**Tasks to complete**
**A)** Check three statements against the patch message about diffstat UTF-8 truncation. (i) For control characters, utf8_width() returns 0. (ii) The added tests run with core.quotePath=false. (iii) When invalid UTF-8 is detected, the fix shows the full untruncated name. For each statement, answer yes or no and quote the words from the patch message that decide it.
**B)** Extend the patch message about diffstat UTF-8 truncation, beginning right after its final line.
··· Provided passage ···
From: "Elijah Newren via GitGitGadget" <gitgitgadget@gmail.com>
To: git@vger.kernel.org
Cc: LorenzoPegorari <lorenzo.pegorari2002@gmail.com>,
Elijah Newren <newren@gmail.com>,
Elijah Newren <newren@gmail.com>
Subject: [PATCH] diff: fix out-of-bounds reads and NULL deref in diffstat UTF-8 truncation
Date: Fri, 17 Apr 2026 16:26:03 +0000 [thread overview]
Message-ID: <pull.2093.git.1776443163041.gitgitgadget@gmail.com> (raw)
From: Elijah Newren <newren@gmail.com>
f85b49f3d4a (diff: improve scaling of filenames in diffstat to handle
UTF-8 chars, 2024-10-27) introduced a loop in show_stats() that calls
utf8_width() repeatedly to skip leading characters until the displayed
width fits. However, utf8_width() can return problematic values:
- For invalid UTF-8 sequences, pick_one_utf8_char() sets the name
pointer to NULL and utf8_width() returns 0. Since name_len does
not change, the loop iterates once more and pick_one_utf8_char()
dereferences the NULL pointer, crashing.
- For control characters, utf8_width() returns -1, so name_len
grows when it is expected to shrink. This can cause the loop to
consume more characters than the string contains, reading past
the trailing NUL.
By default, fill_print_name() will C-quotes filenames which escapes
control characters and invalid bytes to printable text. That avoids
this bug from being triggered; however, with core.quotePath=false,
raw bytes can reach this code.
Add tests exercising both failure modes with core.quotePath=false and
a narrow --stat-name-width to force truncation: one with a bare 0xC0
byte (invalid UTF-8 lead byte, triggers NULL deref) and one with a
0x01 byte (control character, causes the loop to read past the end
of the string).
Fix the bug by:
- Adding a *name check to terminate the loop at end-of-string
- Detecting the NULL pointer from invalid UTF-8 and falling back to
showing the full untruncated name
- Breaking on negative width (control characters)
··· Supplied information ···
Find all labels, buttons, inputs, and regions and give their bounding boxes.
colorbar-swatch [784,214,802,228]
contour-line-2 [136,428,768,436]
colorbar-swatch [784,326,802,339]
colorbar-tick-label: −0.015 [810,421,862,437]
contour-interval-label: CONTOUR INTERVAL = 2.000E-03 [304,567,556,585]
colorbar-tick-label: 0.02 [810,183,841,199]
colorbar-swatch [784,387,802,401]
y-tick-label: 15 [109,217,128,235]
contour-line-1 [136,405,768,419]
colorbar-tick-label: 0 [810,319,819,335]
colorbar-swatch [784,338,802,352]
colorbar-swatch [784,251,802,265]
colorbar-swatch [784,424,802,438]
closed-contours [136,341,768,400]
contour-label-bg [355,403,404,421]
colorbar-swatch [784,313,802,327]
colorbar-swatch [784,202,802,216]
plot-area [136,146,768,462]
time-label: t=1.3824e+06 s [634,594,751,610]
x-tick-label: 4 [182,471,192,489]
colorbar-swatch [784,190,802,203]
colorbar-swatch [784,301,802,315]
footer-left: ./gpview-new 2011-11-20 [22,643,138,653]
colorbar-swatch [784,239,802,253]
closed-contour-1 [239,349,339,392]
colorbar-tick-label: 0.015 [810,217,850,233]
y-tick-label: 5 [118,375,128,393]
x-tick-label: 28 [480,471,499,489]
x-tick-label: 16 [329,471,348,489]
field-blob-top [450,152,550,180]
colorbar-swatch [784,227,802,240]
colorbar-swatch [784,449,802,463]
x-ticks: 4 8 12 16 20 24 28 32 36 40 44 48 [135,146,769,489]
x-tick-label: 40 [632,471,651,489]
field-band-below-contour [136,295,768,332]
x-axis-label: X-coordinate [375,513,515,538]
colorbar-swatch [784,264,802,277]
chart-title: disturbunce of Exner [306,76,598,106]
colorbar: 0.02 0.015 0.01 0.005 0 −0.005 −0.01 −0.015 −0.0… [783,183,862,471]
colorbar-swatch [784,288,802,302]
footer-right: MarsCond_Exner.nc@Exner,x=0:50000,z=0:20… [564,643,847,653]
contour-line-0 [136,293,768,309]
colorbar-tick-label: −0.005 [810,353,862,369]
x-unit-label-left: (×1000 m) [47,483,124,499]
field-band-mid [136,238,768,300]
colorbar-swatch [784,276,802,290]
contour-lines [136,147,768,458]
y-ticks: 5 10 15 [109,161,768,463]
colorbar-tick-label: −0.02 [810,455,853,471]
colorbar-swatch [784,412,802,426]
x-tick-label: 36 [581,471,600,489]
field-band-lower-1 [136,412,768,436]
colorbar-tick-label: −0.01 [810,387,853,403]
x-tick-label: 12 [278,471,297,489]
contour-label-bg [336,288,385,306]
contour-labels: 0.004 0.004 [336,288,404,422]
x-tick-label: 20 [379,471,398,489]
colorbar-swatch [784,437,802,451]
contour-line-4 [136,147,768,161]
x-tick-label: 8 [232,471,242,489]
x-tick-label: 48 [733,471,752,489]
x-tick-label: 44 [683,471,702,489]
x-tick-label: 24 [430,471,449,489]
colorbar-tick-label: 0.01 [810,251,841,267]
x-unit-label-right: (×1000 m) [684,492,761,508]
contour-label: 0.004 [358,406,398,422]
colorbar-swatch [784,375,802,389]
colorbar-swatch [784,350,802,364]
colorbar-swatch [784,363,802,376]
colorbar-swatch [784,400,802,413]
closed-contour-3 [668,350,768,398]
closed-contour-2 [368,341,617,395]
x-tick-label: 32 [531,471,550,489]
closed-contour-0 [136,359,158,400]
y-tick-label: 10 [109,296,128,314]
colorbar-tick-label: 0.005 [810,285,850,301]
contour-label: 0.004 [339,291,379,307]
···
**Task-by-task results**
**A)**
(i) No: "For control characters, utf8_width() returns -1"
(ii) Yes: "Add tests exercising both failure modes with core.quotePath=false"
(iii) Yes: "Detecting the NULL pointer from invalid UTF-8 and falling back to showing the full untruncated name"

**B)**
Signed-off-by: Elijah Newren <newren@gmail.com>
---
diff: fix out-of-bounds reads and NULL deref in diffstat UTF-8
truncation
Maintainer note: This is a new bug from the v2.54 cycle
Published-As: https://github.com/gitgitgadget/git/releases/tag/pr-2093%2Fnewren%2Ffix%2Fdiffstat-utf8-loop-v1
Fetch-It-Via: git fetch https://github.com/gitgitgadget/git pr-2093/newren/fix/diffstat-utf8-loop-v1
Pull-Request: https://github.com/gitgitgadget/git/pull/2093
diff.c | 13 +++++++++++--
t/t4052-stat-output.sh | 25 +++++++++++++++++++++++++
2 files changed, 36 insertions(+), 2 deletions(-)
diff --git a/diff.c b/diff.c
index 397e38b41c..7b27241733 100644
--- a/diff.c
+++ b/diff.c
@@ -3093,8 +3093,17 @@ static void show_stats(struct diffstat_t *data, struct diff_options *options)
if (len < 0)
len = 0;
- while (name_len > len)
- name_len -= utf8_width((const char**)&name, NULL);
+ while (name_len > len && *name) {
+ int w = utf8_width((const char **)&name, NULL);
+ if (!name) { /* Invalid UTF-8 */
+ name = file->print_name;
+ name_len = utf8_strwidth(name);
+ break;
+ }
+ if (w < 0) /* control character */
+ break;
+ name_len -= w;
+ }
slash = strchr(name, '/');
if (slash)
diff --git a/t/t4052-stat-output.sh b/t/t4052-stat-output.sh
index 7c749062e2..84c53c1a51 100755
--- a/t/t4052-stat-output.sh
+++ b/t/t4052-stat-output.sh
@@ -445,4 +445,29 @@ test_expect_success 'diffstat where line_prefix contains ANSI escape codes is co
test_grep "<RED>|<RESET> ${FILENAME_TRIMMED} | 0" out
'
+test_expect_success 'diffstat truncation with invalid UTF-8 does not crash' '
+ empty_blob=$(git hash-object -w --stdin </dev/null) &&
+ printf "100644 blob $empty_blob\taaa-\300-aaa\n" |
+ git mktree >tree_file &&
+ tree=$(cat tree_file) &&
+ empty_tree=$(git mktree </dev/null) &&
+ c1=$(git commit-tree -m before $empty_tree) &&
+ c2=$(git commit-tree -m after -p $c1 $tree) &&
+ git -c core.quotepath=false diff --stat --stat-name-width=5 $c1..$c2 >output &&
+ test_grep "| 0" output
+'
+
+test_expect_success FUNNYNAMES 'diffstat truncation with control chars does not crash' '
+ FNAME=$(printf "aaa-\x01-aaa") &&
+ git commit --allow-empty -m setup &&
+ >$FNAME &&
+ git add -- $FNAME &&
+ git commit -m "add file with control char name" &&
+ git -c core.quotepath=false diff --stat --stat-name-width=5 HEAD~1..HEAD >output &&
+ test_grep "| 0" output &&
+ rm -- $FNAME &&
+ git rm -- $FNAME &&
+ git commit -m "remove test file"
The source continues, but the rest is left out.